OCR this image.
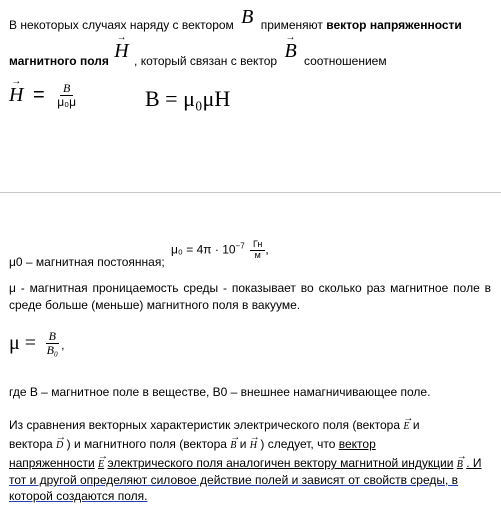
В некоторых случаях наряду с вектором B применяют вектор напряженности
магнитного поля
→
H , который связан с вектор
→
B соотношением
→
$H = \frac{B}{\text{μ₀μ}}$	B = μ₀μH
μ0 – магнитная постоянная;
$\mu_0 = 4\pi \cdot 10^{-7} \frac{Гн}{м}$ ,
μ - магнитная проницаемость среды - показывает во сколько раз магнитное поле в среде больше (меньше) магнитного поля в вакууме.
$\mu = \frac{B}{\text{B₀}}$ ,
где B – магнитное поле в веществе, B0 – внешнее намагничивающее поле.
Из сравнения векторных характеристик электрического поля (вектора →
E и
вектора →
D ) и магнитного поля (вектора →
B и →
H ) следует, что вектор
напряженности →
E электрического поля аналогичен вектору магнитной индукции →
B . И
тот и другой определяют силовое действие полей и зависят от свойств среды, в
которой создаются поля.
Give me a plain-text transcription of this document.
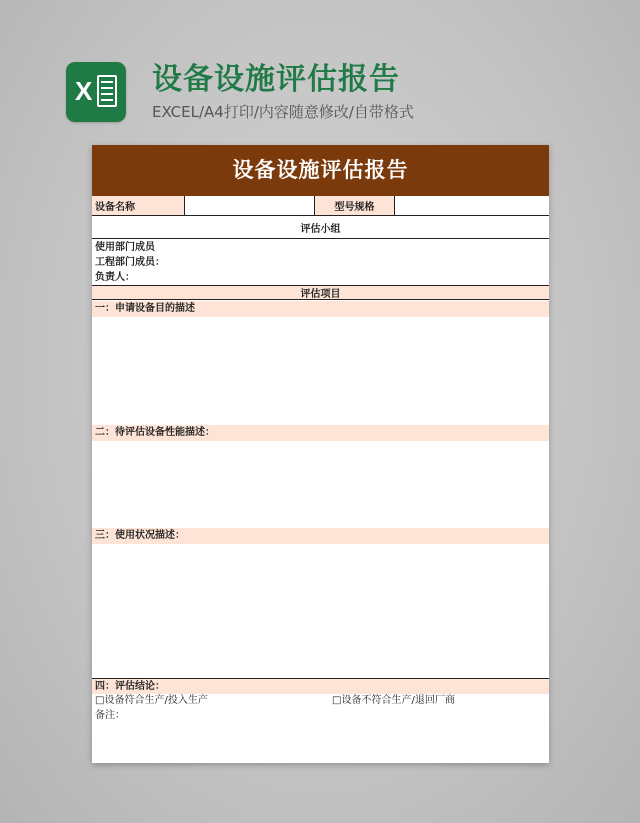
X 设备设施评估报告

EXCEL/A4打印/内容随意修改/自带格式

设备设施评估报告
设备名称	型号规格
评估小组
使用部门成员
工程部门成员：
负责人：
评估项目
一：申请设备目的描述
二：待评估设备性能描述：
三：使用状况描述：
四：评估结论：
□设备符合生产/投入生产	□设备不符合生产/退回厂商
备注：
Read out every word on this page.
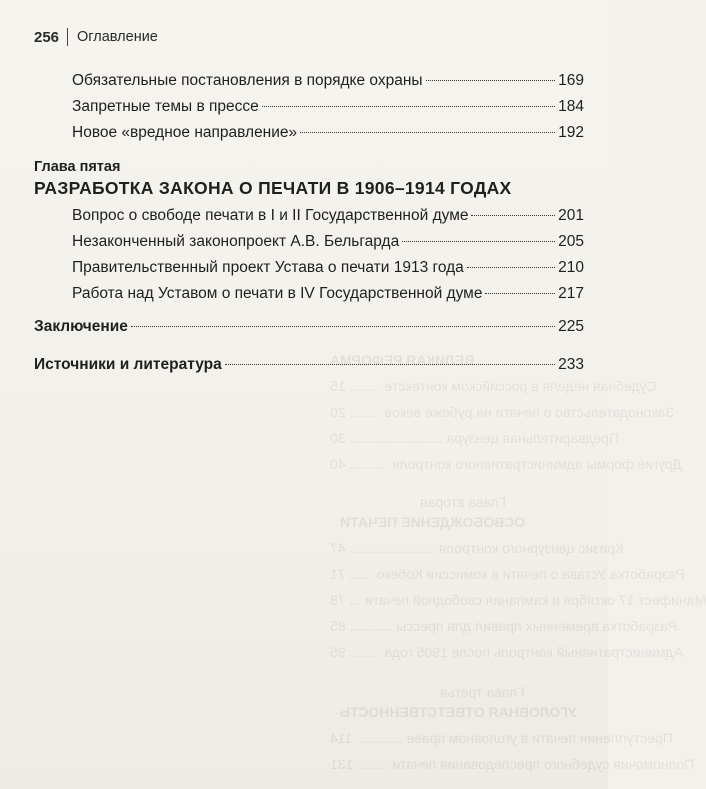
ВЕЛИКАЯ РЕФОРМА
Судебная неделя в российском контексте ........ 15
Законодательство о печати на рубеже веков ........ 20
Предварительная цензура ........................ 30
Другие формы административного контроля .......... 40
Глава вторая
ОСВОБОЖДЕНИЕ ПЕЧАТИ
Кризис цензурного контроля ...................... 47
Разработка Устава о печати в комиссии Кобеко ...... 71
Манифест 17 октября и кампания свободной печати ... 78
Разработка временных правил для прессы ........... 85
Административный контроль после 1905 года ........ 95
Глава третья
УГОЛОВНАЯ ОТВЕТСТВЕННОСТЬ
Преступления печати в уголовном праве ............ 114
Полномочия судебного преследования печати ........ 131
256 Оглавление
Обязательные постановления в порядке охраны	169
Запретные темы в прессе	184
Новое «вредное направление»	192
Глава пятая
РАЗРАБОТКА ЗАКОНА О ПЕЧАТИ В 1906–1914 ГОДАХ
Вопрос о свободе печати в I и II Государственной думе	201
Незаконченный законопроект А.В. Бельгарда	205
Правительственный проект Устава о печати 1913 года	210
Работа над Уставом о печати в IV Государственной думе	217
Заключение	225
Источники и литература	233
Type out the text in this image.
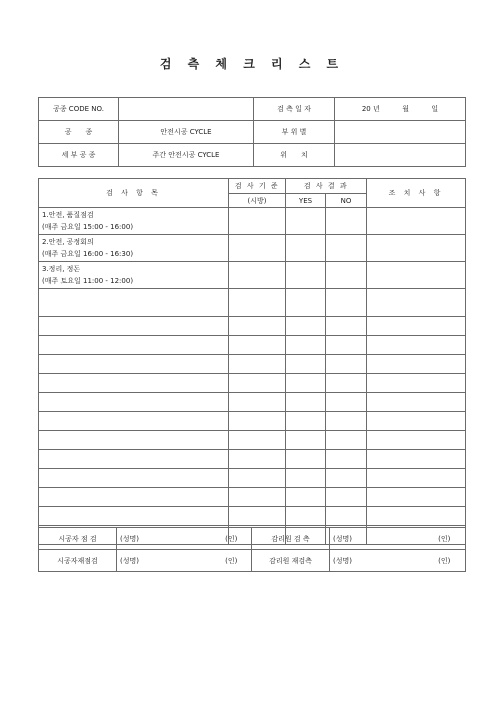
검 측 체 크 리 스 트
공종 CODE NO.		검 측 일 자	20 년 월 일
공　　종	안전시공 CYCLE	부 위 별	
세 부 공 종	주간 안전시공 CYCLE	위　　치	
검 사 항 목	검 사 기 준	검 사 결 과		조 치 사 항
	(시방)	YES	NO	

1.안전, 품질점검
(매주 금요일 15:00 - 16:00)				

2.안전, 공정회의
(매주 금요일 16:00 - 16:30)				

3.정리, 정돈
(매주 토요일 11:00 - 12:00)				

시공자 점 검	(성명)	(인)	감리원 검 측	(성명)	(인)
시공자재점검	(성명)	(인)	감리원 재검측	(성명)	(인)
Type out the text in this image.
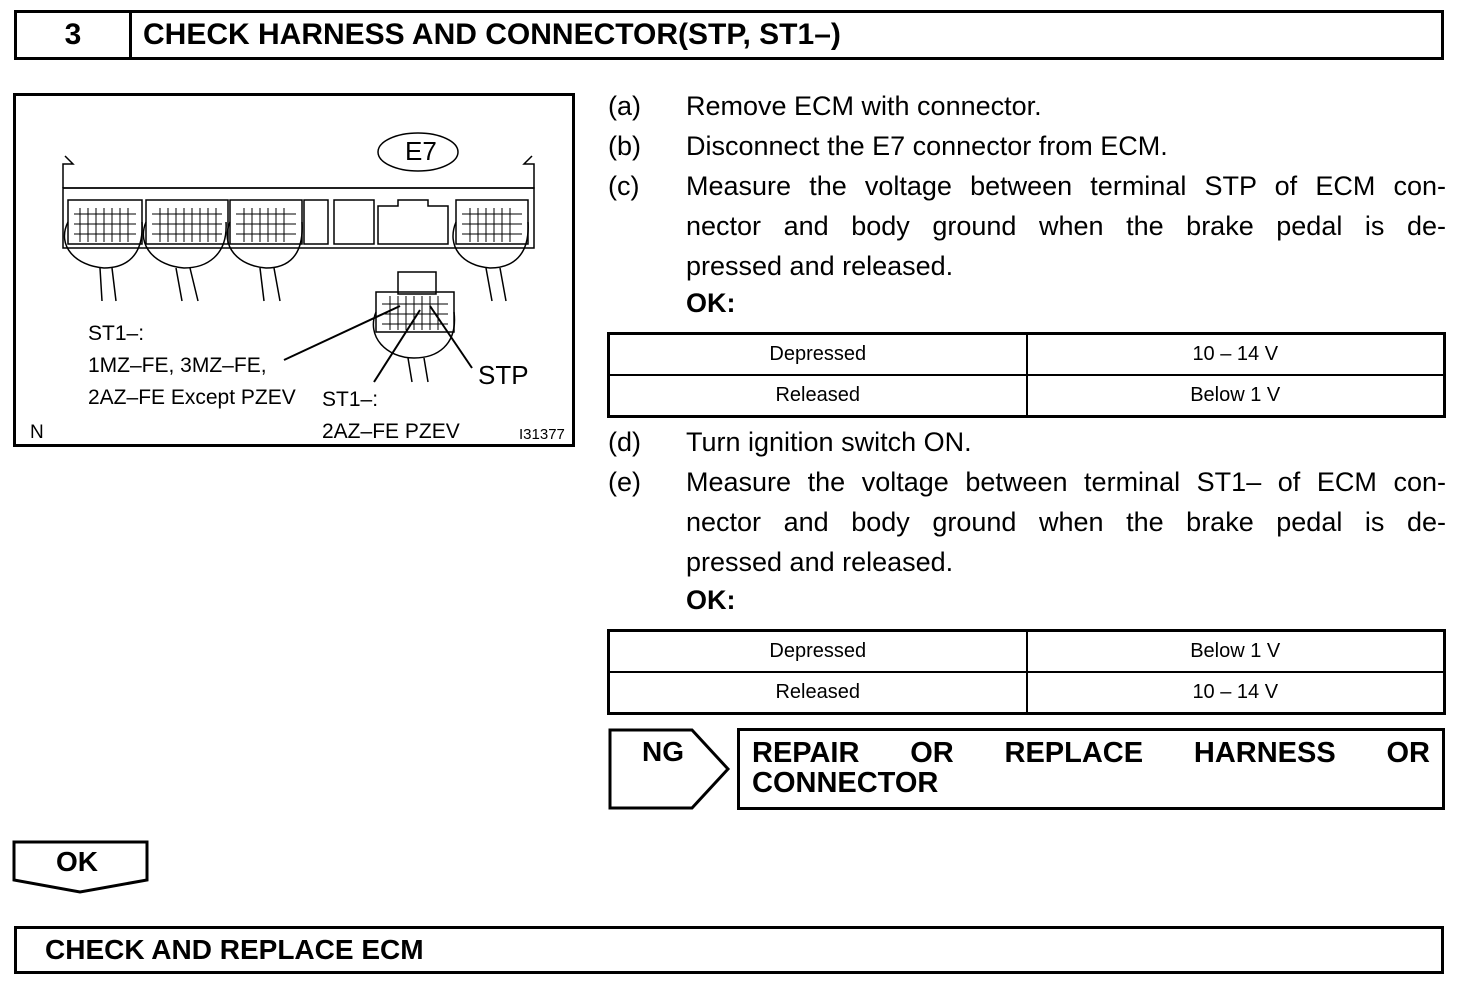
3	CHECK HARNESS AND CONNECTOR(STP, ST1–)
E7
ST1–:
1MZ–FE, 3MZ–FE,
2AZ–FE Except PZEV ST1–:
2AZ–FE PZEV
STP
N	I31377
(a)	Remove ECM with connector.
(b)	Disconnect the E7 connector from ECM.
(c)	Measure the voltage between terminal STP of ECM con-
nector and body ground when the brake pedal is de-
pressed and released.
OK:
Depressed	10 – 14 V
Released	Below 1 V
(d)	Turn ignition switch ON.
(e)	Measure the voltage between terminal ST1– of ECM con-
nector and body ground when the brake pedal is de-
pressed and released.
OK:
Depressed	Below 1 V
Released	10 – 14 V
NG REPAIR OR REPLACE HARNESS OR
CONNECTOR
OK
CHECK AND REPLACE ECM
────
**Required work**
Every line of the material is to be quoted exactly, with no pictures carried over.

**Result for this exercise**
OCR this image.
В некоторых случаях наряду с вектором B применяют вектор напряженности
магнитного поля
→
H , который связан с вектор
→
B соотношением
→
$H = \frac{B}{\text{μ₀μ}}$	B = μ₀μH
μ0 – магнитная постоянная;
$\mu_0 = 4\pi \cdot 10^{-7} \frac{Гн}{м}$ ,
μ - магнитная проницаемость среды - показывает во сколько раз магнитное поле в среде больше (меньше) магнитного поля в вакууме.
$\mu = \frac{B}{\text{B₀}}$ ,
где B – магнитное поле в веществе, B0 – внешнее намагничивающее поле.
Из сравнения векторных характеристик электрического поля (вектора →
E и
вектора →
D ) и магнитного поля (вектора →
B и →
H ) следует, что вектор
напряженности →
E электрического поля аналогичен вектору магнитной индукции →
B . И
тот и другой определяют силовое действие полей и зависят от свойств среды, в
которой создаются поля.
Give me a plain-text transcription of this document.
X 设备设施评估报告

EXCEL/A4打印/内容随意修改/自带格式

设备设施评估报告
设备名称	型号规格
评估小组
使用部门成员
工程部门成员：
负责人：
评估项目
一：申请设备目的描述
二：待评估设备性能描述：
三：使用状况描述：
四：评估结论：
□设备符合生产/投入生产	□设备不符合生产/退回厂商
备注：
Read out every word on this page.
ВЕЛИКАЯ РЕФОРМА
Судебная неделя в российском контексте ........ 15
Законодательство о печати на рубеже веков ........ 20
Предварительная цензура ........................ 30
Другие формы административного контроля .......... 40
Глава вторая
ОСВОБОЖДЕНИЕ ПЕЧАТИ
Кризис цензурного контроля ...................... 47
Разработка Устава о печати в комиссии Кобеко ...... 71
Манифест 17 октября и кампания свободной печати ... 78
Разработка временных правил для прессы ........... 85
Административный контроль после 1905 года ........ 95
Глава третья
УГОЛОВНАЯ ОТВЕТСТВЕННОСТЬ
Преступления печати в уголовном праве ............ 114
Полномочия судебного преследования печати ........ 131
256 Оглавление
Обязательные постановления в порядке охраны	169
Запретные темы в прессе	184
Новое «вредное направление»	192
Глава пятая
РАЗРАБОТКА ЗАКОНА О ПЕЧАТИ В 1906–1914 ГОДАХ
Вопрос о свободе печати в I и II Государственной думе	201
Незаконченный законопроект А.В. Бельгарда	205
Правительственный проект Устава о печати 1913 года	210
Работа над Уставом о печати в IV Государственной думе	217
Заключение	225
Источники и литература	233
Type out the text in this image.
검 측 체 크 리 스 트
공종 CODE NO.		검 측 일 자	20 년 월 일
공　　종	안전시공 CYCLE	부 위 별	
세 부 공 종	주간 안전시공 CYCLE	위　　치	
검 사 항 목	검 사 기 준	검 사 결 과		조 치 사 항
	(시방)	YES	NO	

1.안전, 품질점검
(매주 금요일 15:00 - 16:00)				

2.안전, 공정회의
(매주 금요일 16:00 - 16:30)				

3.정리, 정돈
(매주 토요일 11:00 - 12:00)				

시공자 점 검	(성명)	(인)	감리원 검 측	(성명)	(인)
시공자재점검	(성명)	(인)	감리원 재검측	(성명)	(인)
Type out the text in this image.
3	CHECK HARNESS AND CONNECTOR(STP, ST1–)
E7
ST1–:
1MZ–FE, 3MZ–FE,
2AZ–FE Except PZEV ST1–:
2AZ–FE PZEV
STP
N	I31377
(a)	Remove ECM with connector.
(b)	Disconnect the E7 connector from ECM.
(c)	Measure the voltage between terminal STP of ECM con-
nector and body ground when the brake pedal is de-
pressed and released.
OK:
Depressed	10 – 14 V
Released	Below 1 V
(d)	Turn ignition switch ON.
(e)	Measure the voltage between terminal ST1– of ECM con-
nector and body ground when the brake pedal is de-
pressed and released.
OK:
Depressed	Below 1 V
Released	10 – 14 V
NG REPAIR OR REPLACE HARNESS OR
CONNECTOR
OK
CHECK AND REPLACE ECM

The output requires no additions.